◆ Extracted records:
-*-

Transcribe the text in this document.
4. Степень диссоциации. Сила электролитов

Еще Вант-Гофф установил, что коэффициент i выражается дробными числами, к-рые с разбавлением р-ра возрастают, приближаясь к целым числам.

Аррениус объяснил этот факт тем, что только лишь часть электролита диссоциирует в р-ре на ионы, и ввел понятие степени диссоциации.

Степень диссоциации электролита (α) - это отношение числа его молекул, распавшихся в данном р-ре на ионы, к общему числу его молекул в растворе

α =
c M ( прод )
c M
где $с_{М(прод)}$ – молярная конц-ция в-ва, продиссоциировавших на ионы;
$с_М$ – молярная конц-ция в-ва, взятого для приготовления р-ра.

-*-

From the data above, work out how many lines contain the string "электролита" and reply with only the number.

◆ SOLUTION FOR THIS PROBLEM: 2